- Work to complete: Reproduce every record below exactly as it appears.

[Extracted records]
********

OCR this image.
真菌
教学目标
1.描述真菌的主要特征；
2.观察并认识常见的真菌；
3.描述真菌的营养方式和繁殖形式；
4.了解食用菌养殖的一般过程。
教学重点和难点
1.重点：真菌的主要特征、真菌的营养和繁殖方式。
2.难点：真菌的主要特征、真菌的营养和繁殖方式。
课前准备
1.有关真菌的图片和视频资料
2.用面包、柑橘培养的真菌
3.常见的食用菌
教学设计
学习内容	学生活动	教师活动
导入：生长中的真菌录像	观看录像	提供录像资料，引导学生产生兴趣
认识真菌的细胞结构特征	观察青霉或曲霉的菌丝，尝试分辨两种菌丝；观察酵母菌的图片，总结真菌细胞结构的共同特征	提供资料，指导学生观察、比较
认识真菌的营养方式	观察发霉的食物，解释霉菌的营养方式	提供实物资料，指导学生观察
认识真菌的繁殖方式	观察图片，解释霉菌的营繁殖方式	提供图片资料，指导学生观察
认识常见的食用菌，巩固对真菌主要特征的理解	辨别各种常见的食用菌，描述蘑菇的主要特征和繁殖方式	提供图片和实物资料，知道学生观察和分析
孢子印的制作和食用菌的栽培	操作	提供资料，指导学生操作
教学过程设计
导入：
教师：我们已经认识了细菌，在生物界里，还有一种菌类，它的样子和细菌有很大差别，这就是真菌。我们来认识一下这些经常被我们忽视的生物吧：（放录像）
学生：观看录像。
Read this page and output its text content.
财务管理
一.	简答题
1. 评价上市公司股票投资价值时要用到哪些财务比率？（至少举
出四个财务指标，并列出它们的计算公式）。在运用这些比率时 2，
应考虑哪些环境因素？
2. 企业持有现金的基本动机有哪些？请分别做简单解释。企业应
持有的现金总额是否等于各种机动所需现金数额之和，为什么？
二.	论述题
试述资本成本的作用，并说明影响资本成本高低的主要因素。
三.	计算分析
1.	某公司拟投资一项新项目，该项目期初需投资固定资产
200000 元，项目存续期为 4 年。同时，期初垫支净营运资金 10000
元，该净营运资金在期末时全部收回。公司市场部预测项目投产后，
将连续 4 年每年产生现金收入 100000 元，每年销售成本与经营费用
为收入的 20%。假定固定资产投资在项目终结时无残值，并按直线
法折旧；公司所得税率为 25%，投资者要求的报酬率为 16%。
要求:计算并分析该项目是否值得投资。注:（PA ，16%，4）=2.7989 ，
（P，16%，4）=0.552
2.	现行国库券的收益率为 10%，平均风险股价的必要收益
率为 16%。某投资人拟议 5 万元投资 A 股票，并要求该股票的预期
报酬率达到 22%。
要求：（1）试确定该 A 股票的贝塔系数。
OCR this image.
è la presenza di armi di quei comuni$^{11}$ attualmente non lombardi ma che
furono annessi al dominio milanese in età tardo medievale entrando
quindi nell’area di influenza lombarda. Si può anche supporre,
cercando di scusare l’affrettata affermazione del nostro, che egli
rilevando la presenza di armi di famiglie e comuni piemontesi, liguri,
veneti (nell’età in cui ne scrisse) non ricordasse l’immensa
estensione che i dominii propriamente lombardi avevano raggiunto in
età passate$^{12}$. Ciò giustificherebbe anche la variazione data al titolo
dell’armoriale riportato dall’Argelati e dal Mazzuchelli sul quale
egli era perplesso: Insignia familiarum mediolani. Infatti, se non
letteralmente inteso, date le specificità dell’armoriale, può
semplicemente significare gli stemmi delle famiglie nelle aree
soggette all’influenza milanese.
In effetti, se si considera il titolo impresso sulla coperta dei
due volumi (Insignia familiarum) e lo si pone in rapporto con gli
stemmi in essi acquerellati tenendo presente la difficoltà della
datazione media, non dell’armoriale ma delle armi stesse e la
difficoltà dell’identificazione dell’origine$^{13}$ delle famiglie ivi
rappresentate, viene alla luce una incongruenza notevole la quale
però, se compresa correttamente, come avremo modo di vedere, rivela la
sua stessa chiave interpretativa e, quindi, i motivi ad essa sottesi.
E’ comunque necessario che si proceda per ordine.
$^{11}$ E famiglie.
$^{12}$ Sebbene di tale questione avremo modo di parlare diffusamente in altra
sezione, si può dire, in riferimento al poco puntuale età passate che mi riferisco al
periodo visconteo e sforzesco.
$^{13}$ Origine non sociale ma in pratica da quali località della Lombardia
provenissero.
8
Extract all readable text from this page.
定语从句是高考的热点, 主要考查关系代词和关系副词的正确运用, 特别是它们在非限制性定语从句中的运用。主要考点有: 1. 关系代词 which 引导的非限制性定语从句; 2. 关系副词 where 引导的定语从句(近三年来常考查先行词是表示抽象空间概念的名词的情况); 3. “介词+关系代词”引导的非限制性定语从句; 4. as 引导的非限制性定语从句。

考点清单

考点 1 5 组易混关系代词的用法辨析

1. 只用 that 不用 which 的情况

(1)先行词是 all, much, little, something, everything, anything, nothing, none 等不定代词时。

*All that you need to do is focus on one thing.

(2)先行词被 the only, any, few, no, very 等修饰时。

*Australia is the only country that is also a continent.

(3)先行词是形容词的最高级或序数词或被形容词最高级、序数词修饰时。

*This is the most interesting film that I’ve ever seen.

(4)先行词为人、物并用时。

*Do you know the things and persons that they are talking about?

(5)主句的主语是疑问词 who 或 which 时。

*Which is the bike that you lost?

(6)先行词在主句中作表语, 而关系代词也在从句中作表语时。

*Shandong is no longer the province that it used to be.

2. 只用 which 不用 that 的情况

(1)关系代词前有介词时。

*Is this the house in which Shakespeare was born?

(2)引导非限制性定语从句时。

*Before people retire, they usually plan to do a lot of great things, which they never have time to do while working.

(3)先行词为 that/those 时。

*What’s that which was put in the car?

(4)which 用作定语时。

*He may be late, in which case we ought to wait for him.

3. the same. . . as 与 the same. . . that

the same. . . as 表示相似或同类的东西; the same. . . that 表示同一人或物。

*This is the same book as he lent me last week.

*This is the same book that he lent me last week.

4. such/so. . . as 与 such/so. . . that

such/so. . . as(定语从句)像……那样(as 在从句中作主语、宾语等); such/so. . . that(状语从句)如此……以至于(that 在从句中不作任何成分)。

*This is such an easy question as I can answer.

********

- Expected answer:
OCR this image.
真菌
教学目标
1.描述真菌的主要特征；
2.观察并认识常见的真菌；
3.描述真菌的营养方式和繁殖形式；
4.了解食用菌养殖的一般过程。
教学重点和难点
1.重点：真菌的主要特征、真菌的营养和繁殖方式。
2.难点：真菌的主要特征、真菌的营养和繁殖方式。
课前准备
1.有关真菌的图片和视频资料
2.用面包、柑橘培养的真菌
3.常见的食用菌
教学设计
学习内容	学生活动	教师活动
导入：生长中的真菌录像	观看录像	提供录像资料，引导学生产生兴趣
认识真菌的细胞结构特征	观察青霉或曲霉的菌丝，尝试分辨两种菌丝；观察酵母菌的图片，总结真菌细胞结构的共同特征	提供资料，指导学生观察、比较
认识真菌的营养方式	观察发霉的食物，解释霉菌的营养方式	提供实物资料，指导学生观察
认识真菌的繁殖方式	观察图片，解释霉菌的营繁殖方式	提供图片资料，指导学生观察
认识常见的食用菌，巩固对真菌主要特征的理解	辨别各种常见的食用菌，描述蘑菇的主要特征和繁殖方式	提供图片和实物资料，知道学生观察和分析
孢子印的制作和食用菌的栽培	操作	提供资料，指导学生操作
教学过程设计
导入：
教师：我们已经认识了细菌，在生物界里，还有一种菌类，它的样子和细菌有很大差别，这就是真菌。我们来认识一下这些经常被我们忽视的生物吧：（放录像）
学生：观看录像。
Read this page and output its text content.
财务管理
一.	简答题
1. 评价上市公司股票投资价值时要用到哪些财务比率？（至少举
出四个财务指标，并列出它们的计算公式）。在运用这些比率时 2，
应考虑哪些环境因素？
2. 企业持有现金的基本动机有哪些？请分别做简单解释。企业应
持有的现金总额是否等于各种机动所需现金数额之和，为什么？
二.	论述题
试述资本成本的作用，并说明影响资本成本高低的主要因素。
三.	计算分析
1.	某公司拟投资一项新项目，该项目期初需投资固定资产
200000 元，项目存续期为 4 年。同时，期初垫支净营运资金 10000
元，该净营运资金在期末时全部收回。公司市场部预测项目投产后，
将连续 4 年每年产生现金收入 100000 元，每年销售成本与经营费用
为收入的 20%。假定固定资产投资在项目终结时无残值，并按直线
法折旧；公司所得税率为 25%，投资者要求的报酬率为 16%。
要求:计算并分析该项目是否值得投资。注:（PA ，16%，4）=2.7989 ，
（P，16%，4）=0.552
2.	现行国库券的收益率为 10%，平均风险股价的必要收益
率为 16%。某投资人拟议 5 万元投资 A 股票，并要求该股票的预期
报酬率达到 22%。
要求：（1）试确定该 A 股票的贝塔系数。
OCR this image.
è la presenza di armi di quei comuni$^{11}$ attualmente non lombardi ma che
furono annessi al dominio milanese in età tardo medievale entrando
quindi nell’area di influenza lombarda. Si può anche supporre,
cercando di scusare l’affrettata affermazione del nostro, che egli
rilevando la presenza di armi di famiglie e comuni piemontesi, liguri,
veneti (nell’età in cui ne scrisse) non ricordasse l’immensa
estensione che i dominii propriamente lombardi avevano raggiunto in
età passate$^{12}$. Ciò giustificherebbe anche la variazione data al titolo
dell’armoriale riportato dall’Argelati e dal Mazzuchelli sul quale
egli era perplesso: Insignia familiarum mediolani. Infatti, se non
letteralmente inteso, date le specificità dell’armoriale, può
semplicemente significare gli stemmi delle famiglie nelle aree
soggette all’influenza milanese.
In effetti, se si considera il titolo impresso sulla coperta dei
due volumi (Insignia familiarum) e lo si pone in rapporto con gli
stemmi in essi acquerellati tenendo presente la difficoltà della
datazione media, non dell’armoriale ma delle armi stesse e la
difficoltà dell’identificazione dell’origine$^{13}$ delle famiglie ivi
rappresentate, viene alla luce una incongruenza notevole la quale
però, se compresa correttamente, come avremo modo di vedere, rivela la
sua stessa chiave interpretativa e, quindi, i motivi ad essa sottesi.
E’ comunque necessario che si proceda per ordine.
$^{11}$ E famiglie.
$^{12}$ Sebbene di tale questione avremo modo di parlare diffusamente in altra
sezione, si può dire, in riferimento al poco puntuale età passate che mi riferisco al
periodo visconteo e sforzesco.
$^{13}$ Origine non sociale ma in pratica da quali località della Lombardia
provenissero.
8
Extract all readable text from this page.
定语从句是高考的热点, 主要考查关系代词和关系副词的正确运用, 特别是它们在非限制性定语从句中的运用。主要考点有: 1. 关系代词 which 引导的非限制性定语从句; 2. 关系副词 where 引导的定语从句(近三年来常考查先行词是表示抽象空间概念的名词的情况); 3. “介词+关系代词”引导的非限制性定语从句; 4. as 引导的非限制性定语从句。

考点清单

考点 1 5 组易混关系代词的用法辨析

1. 只用 that 不用 which 的情况

(1)先行词是 all, much, little, something, everything, anything, nothing, none 等不定代词时。

*All that you need to do is focus on one thing.

(2)先行词被 the only, any, few, no, very 等修饰时。

*Australia is the only country that is also a continent.

(3)先行词是形容词的最高级或序数词或被形容词最高级、序数词修饰时。

*This is the most interesting film that I’ve ever seen.

(4)先行词为人、物并用时。

*Do you know the things and persons that they are talking about?

(5)主句的主语是疑问词 who 或 which 时。

*Which is the bike that you lost?

(6)先行词在主句中作表语, 而关系代词也在从句中作表语时。

*Shandong is no longer the province that it used to be.

2. 只用 which 不用 that 的情况

(1)关系代词前有介词时。

*Is this the house in which Shakespeare was born?

(2)引导非限制性定语从句时。

*Before people retire, they usually plan to do a lot of great things, which they never have time to do while working.

(3)先行词为 that/those 时。

*What’s that which was put in the car?

(4)which 用作定语时。

*He may be late, in which case we ought to wait for him.

3. the same. . . as 与 the same. . . that

the same. . . as 表示相似或同类的东西; the same. . . that 表示同一人或物。

*This is the same book as he lent me last week.

*This is the same book that he lent me last week.

4. such/so. . . as 与 such/so. . . that

such/so. . . as(定语从句)像……那样(as 在从句中作主语、宾语等); such/so. . . that(状语从句)如此……以至于(that 在从句中不作任何成分)。

*This is such an easy question as I can answer.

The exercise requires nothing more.